**Text passage**
# Ipod Adapter for 2005.5 Jetta



## kpytoi9 (Jan 1, 2007)

I am looking for an ipod adapter for my 05.5 Jetta. Any suggestions would be appreciated. I want to be able to control the ipod from my radio. I have the radio with a six disc in dash cd changer.


----------



## [email protected] (Jan 26, 2006)

*Re: Ipod Adapter for 2005.5 Jetta (kpytoi9)*

check this link out, http://forums.vwvortex.com/zerothread?id=2953766


----------



## vwooom (Aug 23, 2005)

I recently got my factory deck hooked up to a Nano, using a http://www.ipod2car.com kit. I now use my cd mode, and deck buttons to move through the Nano playlist. The hardest part was making a tool to pull my deck out of the dash, and then I just had to set a couple of tiny switches on the adaptor according to my car type, and plug it into the cd changer port on the back of my deck, then put a ground wire down. It took me longer to get the deck out of the dash, than to get the tunes honking on my stereo.

**What you have to do**
Reproduce word for word the part of the Jetta iPod adapter thread from "## kpytoi9 (Jan" to "(Jan 26, 2006)".

**Data excerpt**
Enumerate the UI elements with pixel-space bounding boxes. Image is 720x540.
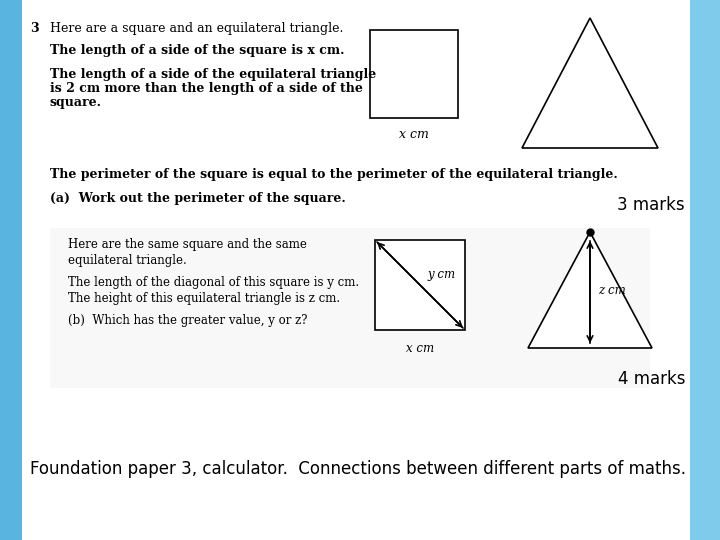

**Result of the exercise**
## kpytoi9 (Jan 1, 2007)

I am looking for an ipod adapter for my 05.5 Jetta. Any suggestions would be appreciated. I want to be able to control the ipod from my radio. I have the radio with a six disc in dash cd changer.


----------



## [email protected] (Jan 26, 2006)